Work instructions: The required answer is a copy of each line in the entries below that includes "Investigating".

Data:
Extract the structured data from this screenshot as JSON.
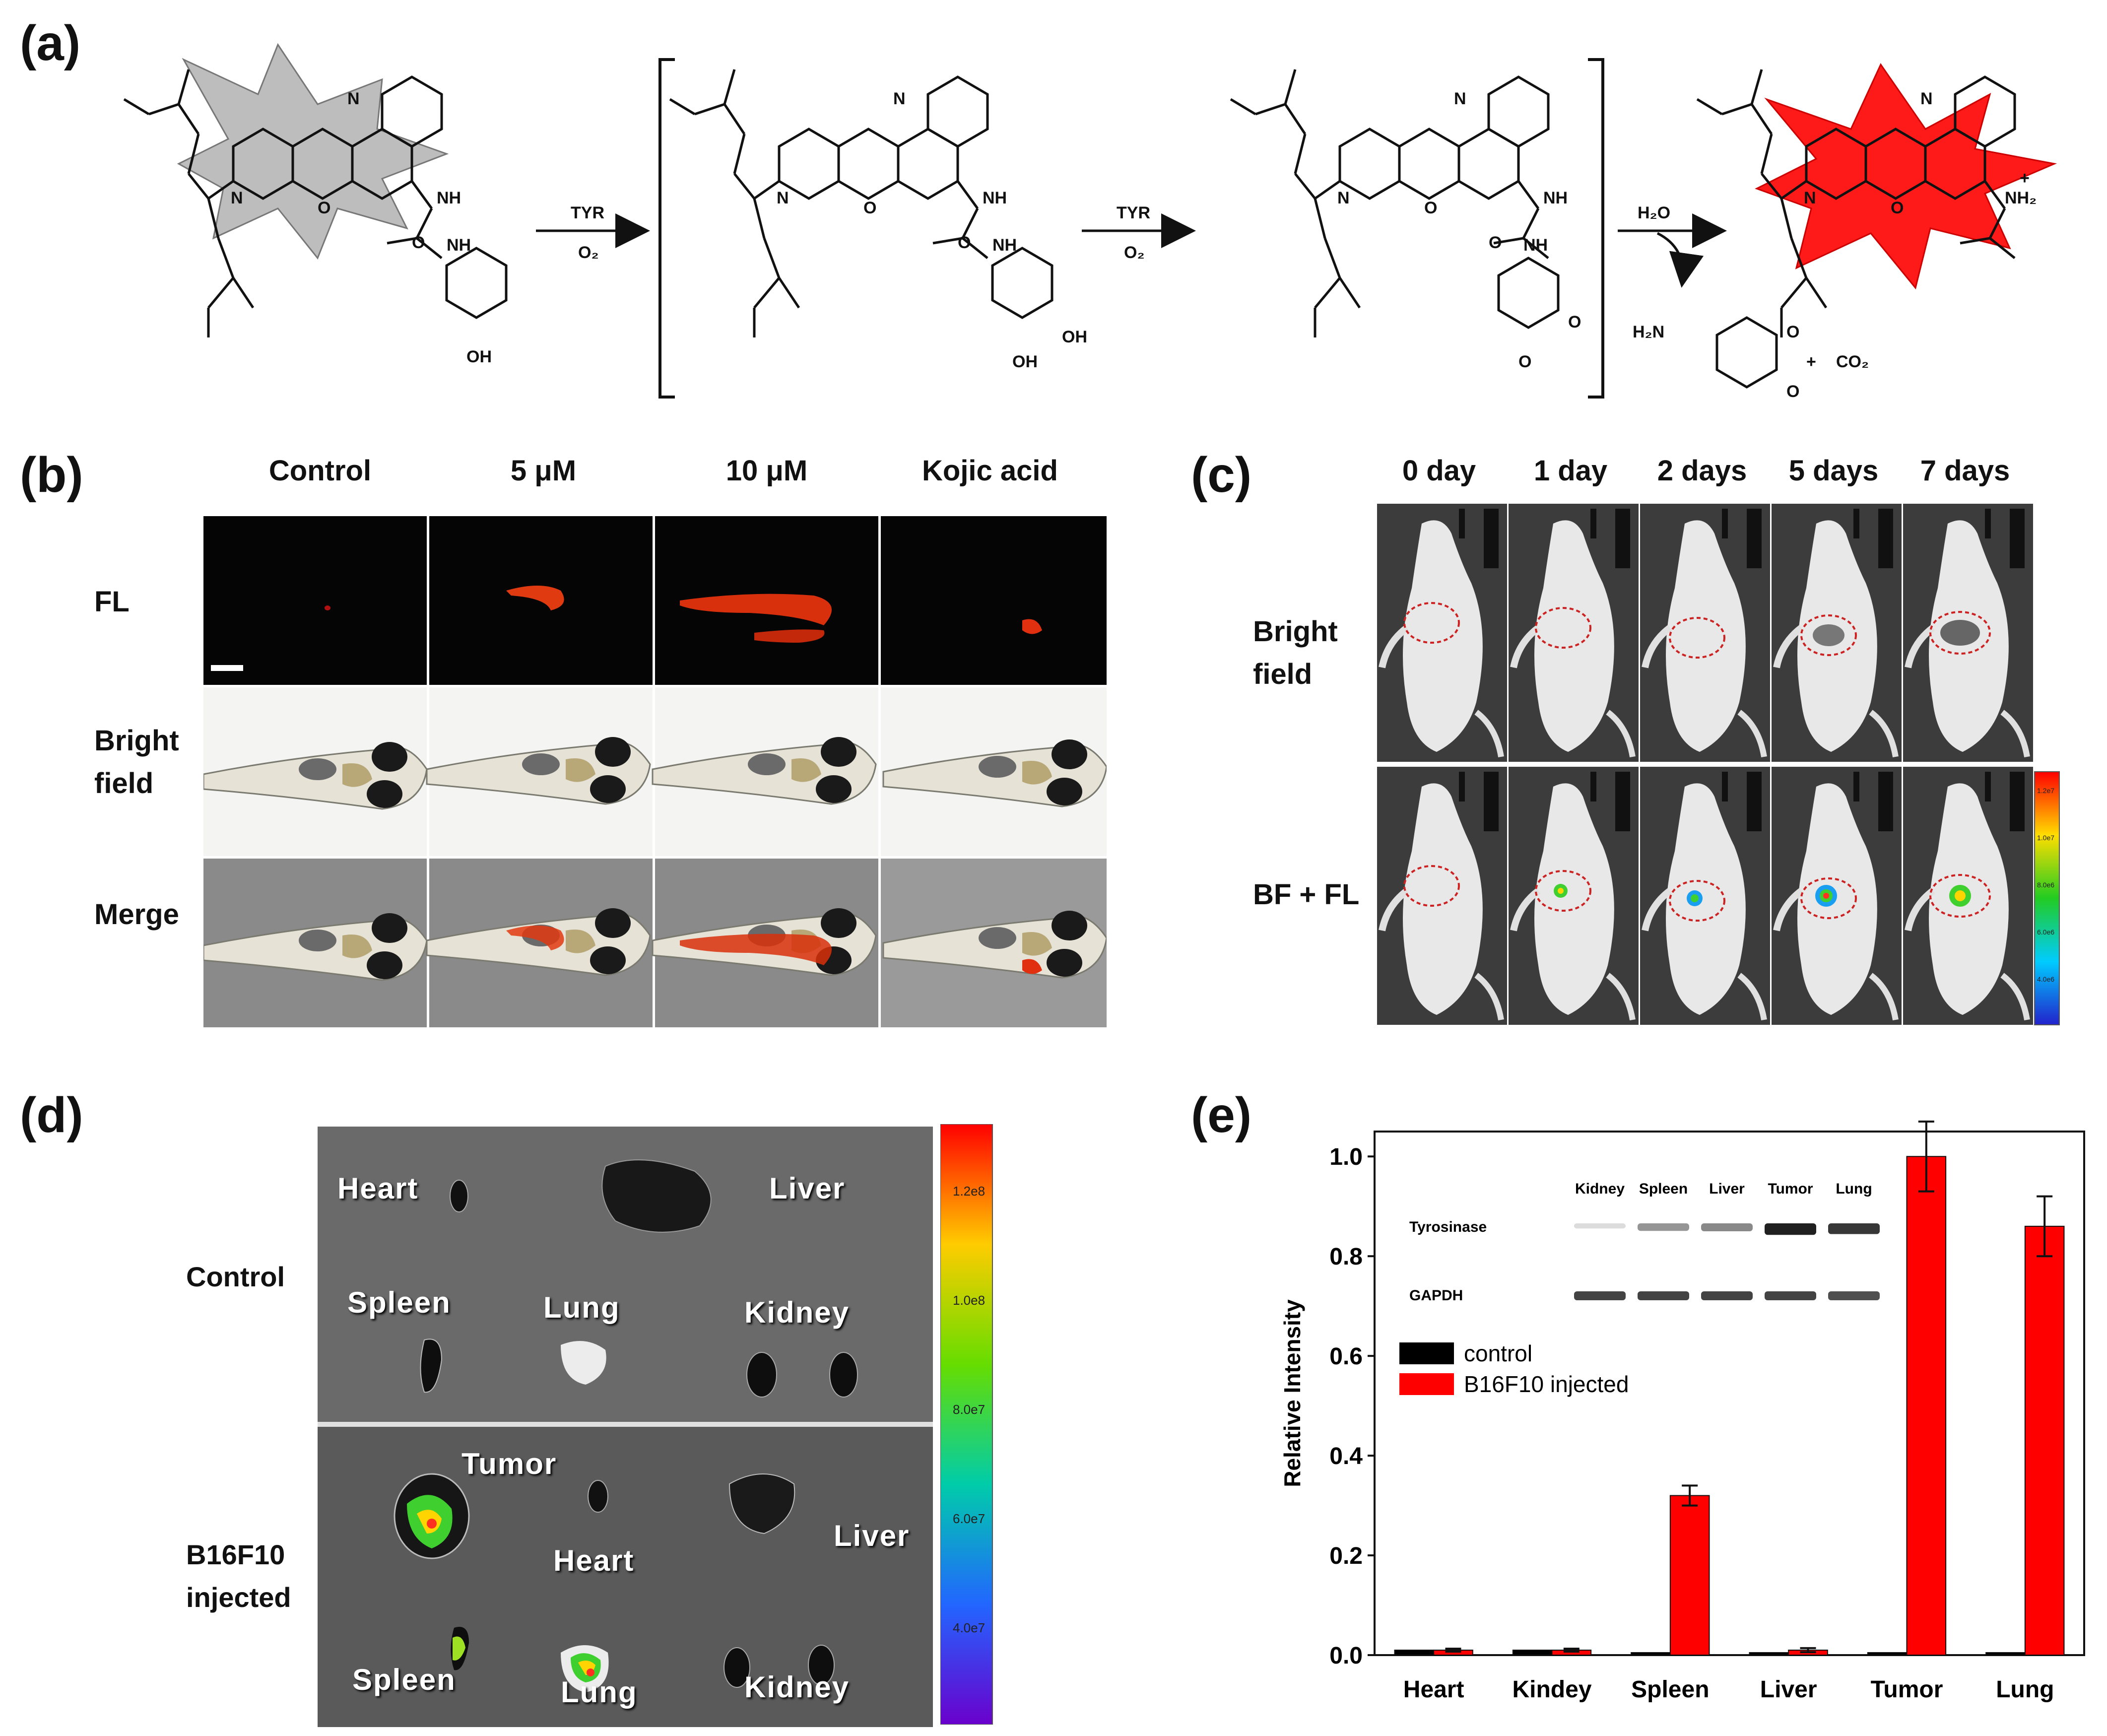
{
  "panel_labels": {
    "a": "(a)",
    "b": "(b)",
    "c": "(c)",
    "d": "(d)",
    "e": "(e)"
  },
  "scheme": {
    "arrow1_top": "TYR",
    "arrow1_bottom": "O₂",
    "arrow2_top": "TYR",
    "arrow2_bottom": "O₂",
    "arrow3_top": "H₂O",
    "labels": {
      "n": "N",
      "o": "O",
      "nh": "NH",
      "oh": "OH",
      "nh2": "NH₂",
      "h2n": "H₂N",
      "plus": "+",
      "co2": "CO₂",
      "o_atom": "O"
    }
  },
  "panel_b": {
    "columns": [
      "Control",
      "5 μM",
      "10 μM",
      "Kojic acid"
    ],
    "rows": [
      "FL",
      "Bright\nfield",
      "Merge"
    ]
  },
  "panel_c": {
    "columns": [
      "0 day",
      "1 day",
      "2 days",
      "5 days",
      "7 days"
    ],
    "rows": [
      "Bright\nfield",
      "BF + FL"
    ],
    "colorbar_ticks": [
      "1.2e7",
      "1.0e7",
      "8.0e6",
      "6.0e6",
      "4.0e6"
    ]
  },
  "panel_d": {
    "rows": [
      "Control",
      "B16F10\ninjected"
    ],
    "control_organs": [
      "Heart",
      "Liver",
      "Spleen",
      "Lung",
      "Kidney"
    ],
    "injected_organs": [
      "Tumor",
      "Heart",
      "Liver",
      "Spleen",
      "Lung",
      "Kidney"
    ],
    "colorbar_ticks": [
      "1.2e8",
      "1.0e8",
      "8.0e7",
      "6.0e7",
      "4.0e7"
    ]
  },
  "chart_data": {
    "type": "bar",
    "categories": [
      "Heart",
      "Kindey",
      "Spleen",
      "Liver",
      "Tumor",
      "Lung"
    ],
    "series": [
      {
        "name": "control",
        "values": [
          0.01,
          0.01,
          0.005,
          0.005,
          0.005,
          0.005
        ],
        "errors": [
          0,
          0,
          0,
          0,
          0,
          0
        ],
        "color": "#000000"
      },
      {
        "name": "B16F10 injected",
        "values": [
          0.01,
          0.01,
          0.32,
          0.01,
          1.0,
          0.86
        ],
        "errors": [
          0.003,
          0.003,
          0.02,
          0.004,
          0.07,
          0.06
        ],
        "color": "#ff0000"
      }
    ],
    "ylabel": "Relative Intensity",
    "ylim": [
      0,
      1.05
    ],
    "yticks": [
      "0.0",
      "0.2",
      "0.4",
      "0.6",
      "0.8",
      "1.0"
    ],
    "legend_placement": "upper-left",
    "inset_blot": {
      "lanes": [
        "Kidney",
        "Spleen",
        "Liver",
        "Tumor",
        "Lung"
      ],
      "rows": [
        "Tyrosinase",
        "GAPDH"
      ],
      "tyrosinase_intensity": [
        0.15,
        0.45,
        0.5,
        0.95,
        0.85
      ],
      "gapdh_intensity": [
        0.8,
        0.8,
        0.8,
        0.8,
        0.75
      ]
    }
  }
}
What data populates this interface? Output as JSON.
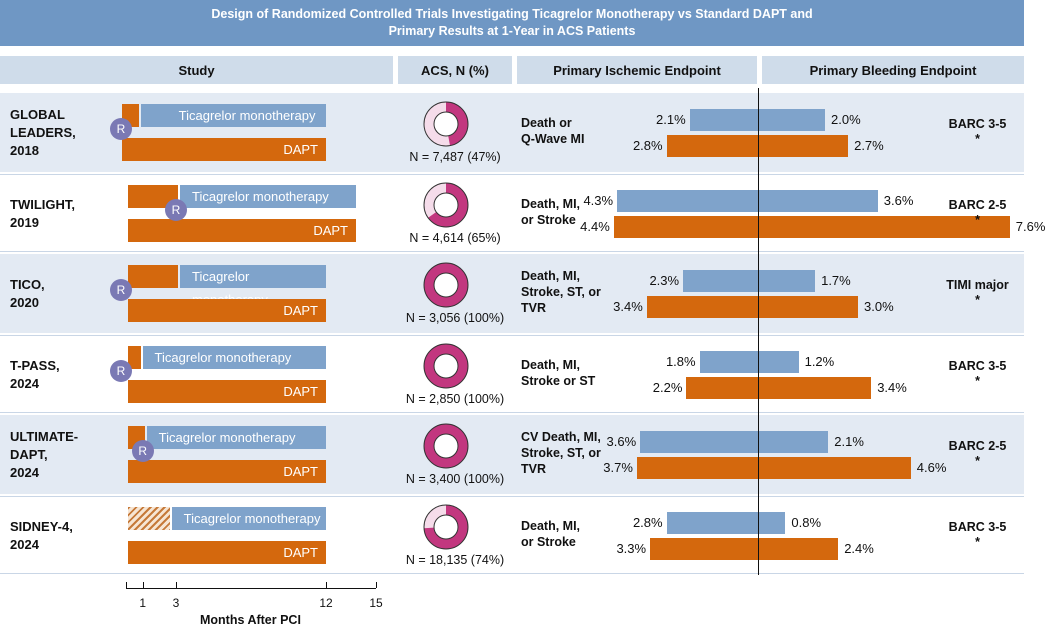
{
  "title": "Design of Randomized Controlled Trials Investigating Ticagrelor Monotherapy vs Standard DAPT and Primary Results at 1-Year in ACS Patients",
  "title_line1": "Design of Randomized Controlled Trials Investigating Ticagrelor Monotherapy vs Standard DAPT and",
  "title_line2": "Primary Results at 1-Year in ACS Patients",
  "columns": {
    "study": "Study",
    "acs": "ACS, N (%)",
    "ischemic": "Primary Ischemic Endpoint",
    "bleeding": "Primary Bleeding Endpoint"
  },
  "mono_label": "Ticagrelor monotherapy",
  "dapt_label": "DAPT",
  "rand_label": "R",
  "colors": {
    "header_bg": "#6f97c4",
    "subheader_bg": "#cfdcea",
    "row_bg_alt": "#e3eaf3",
    "monotherapy": "#7fa3cb",
    "dapt": "#d4680d",
    "donut_fill": "#c2377f",
    "donut_rest": "#f5dcea",
    "randomization": "#7a79b4"
  },
  "axis": {
    "title": "Months After PCI",
    "ticks": [
      "1",
      "3",
      "12",
      "15"
    ],
    "tick_values": [
      1,
      3,
      12,
      15
    ],
    "range": [
      0,
      15
    ]
  },
  "chart_data": {
    "type": "bar",
    "units": "% at 1 year",
    "trials": [
      {
        "name": "GLOBAL LEADERS, 2018",
        "name_lines": [
          "GLOBAL",
          "LEADERS,",
          "2018"
        ],
        "dapt_months": 1,
        "hatched": false,
        "randomization_month": 0,
        "n_label": "N = 7,487 (47%)",
        "acs_n": 7487,
        "acs_pct": 47,
        "ischemic_endpoint": [
          "Death or",
          "Q-Wave MI"
        ],
        "ischemic_mono": 2.1,
        "ischemic_dapt": 2.8,
        "ischemic_mono_label": "2.1%",
        "ischemic_dapt_label": "2.8%",
        "bleeding_mono": 2.0,
        "bleeding_dapt": 2.7,
        "bleeding_mono_label": "2.0%",
        "bleeding_dapt_label": "2.7%",
        "bleeding_endpoint": "BARC 3-5",
        "bleeding_mark": "*"
      },
      {
        "name": "TWILIGHT, 2019",
        "name_lines": [
          "TWILIGHT,",
          "2019"
        ],
        "dapt_months": 3,
        "hatched": false,
        "randomization_month": 3,
        "n_label": "N = 4,614 (65%)",
        "acs_n": 4614,
        "acs_pct": 65,
        "ischemic_endpoint": [
          "Death, MI,",
          "or Stroke"
        ],
        "ischemic_mono": 4.3,
        "ischemic_dapt": 4.4,
        "ischemic_mono_label": "4.3%",
        "ischemic_dapt_label": "4.4%",
        "bleeding_mono": 3.6,
        "bleeding_dapt": 7.6,
        "bleeding_mono_label": "3.6%",
        "bleeding_dapt_label": "7.6%",
        "bleeding_endpoint": "BARC 2-5",
        "bleeding_mark": "*"
      },
      {
        "name": "TICO, 2020",
        "name_lines": [
          "TICO,",
          "2020"
        ],
        "dapt_months": 3,
        "hatched": false,
        "randomization_month": 0,
        "n_label": "N = 3,056 (100%)",
        "acs_n": 3056,
        "acs_pct": 100,
        "ischemic_endpoint": [
          "Death, MI,",
          "Stroke, ST, or",
          "TVR"
        ],
        "ischemic_mono": 2.3,
        "ischemic_dapt": 3.4,
        "ischemic_mono_label": "2.3%",
        "ischemic_dapt_label": "3.4%",
        "bleeding_mono": 1.7,
        "bleeding_dapt": 3.0,
        "bleeding_mono_label": "1.7%",
        "bleeding_dapt_label": "3.0%",
        "bleeding_endpoint": "TIMI major",
        "bleeding_mark": "*"
      },
      {
        "name": "T-PASS, 2024",
        "name_lines": [
          "T-PASS,",
          "2024"
        ],
        "dapt_months": 0.75,
        "hatched": false,
        "randomization_month": 0,
        "n_label": "N = 2,850 (100%)",
        "acs_n": 2850,
        "acs_pct": 100,
        "ischemic_endpoint": [
          "Death, MI,",
          "Stroke or ST"
        ],
        "ischemic_mono": 1.8,
        "ischemic_dapt": 2.2,
        "ischemic_mono_label": "1.8%",
        "ischemic_dapt_label": "2.2%",
        "bleeding_mono": 1.2,
        "bleeding_dapt": 3.4,
        "bleeding_mono_label": "1.2%",
        "bleeding_dapt_label": "3.4%",
        "bleeding_endpoint": "BARC 3-5",
        "bleeding_mark": "*"
      },
      {
        "name": "ULTIMATE-DAPT, 2024",
        "name_lines": [
          "ULTIMATE-",
          "DAPT,",
          "2024"
        ],
        "dapt_months": 1,
        "hatched": false,
        "randomization_month": 1,
        "n_label": "N = 3,400 (100%)",
        "acs_n": 3400,
        "acs_pct": 100,
        "ischemic_endpoint": [
          "CV Death, MI,",
          "Stroke, ST, or",
          "TVR"
        ],
        "ischemic_mono": 3.6,
        "ischemic_dapt": 3.7,
        "ischemic_mono_label": "3.6%",
        "ischemic_dapt_label": "3.7%",
        "bleeding_mono": 2.1,
        "bleeding_dapt": 4.6,
        "bleeding_mono_label": "2.1%",
        "bleeding_dapt_label": "4.6%",
        "bleeding_endpoint": "BARC 2-5",
        "bleeding_mark": "*"
      },
      {
        "name": "SIDNEY-4, 2024",
        "name_lines": [
          "SIDNEY-4,",
          "2024"
        ],
        "dapt_months": 2.5,
        "hatched": true,
        "randomization_month": null,
        "n_label": "N = 18,135 (74%)",
        "acs_n": 18135,
        "acs_pct": 74,
        "ischemic_endpoint": [
          "Death, MI,",
          "or Stroke"
        ],
        "ischemic_mono": 2.8,
        "ischemic_dapt": 3.3,
        "ischemic_mono_label": "2.8%",
        "ischemic_dapt_label": "3.3%",
        "bleeding_mono": 0.8,
        "bleeding_dapt": 2.4,
        "bleeding_mono_label": "0.8%",
        "bleeding_dapt_label": "2.4%",
        "bleeding_endpoint": "BARC 3-5",
        "bleeding_mark": "*"
      }
    ]
  }
}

Response to this task:
  "title": "Design of Randomized Controlled Trials Investigating Ticagrelor Monotherapy vs Standard DAPT and Primary Results at 1-Year in ACS Patients",
  "title_line1": "Design of Randomized Controlled Trials Investigating Ticagrelor Monotherapy vs Standard DAPT and",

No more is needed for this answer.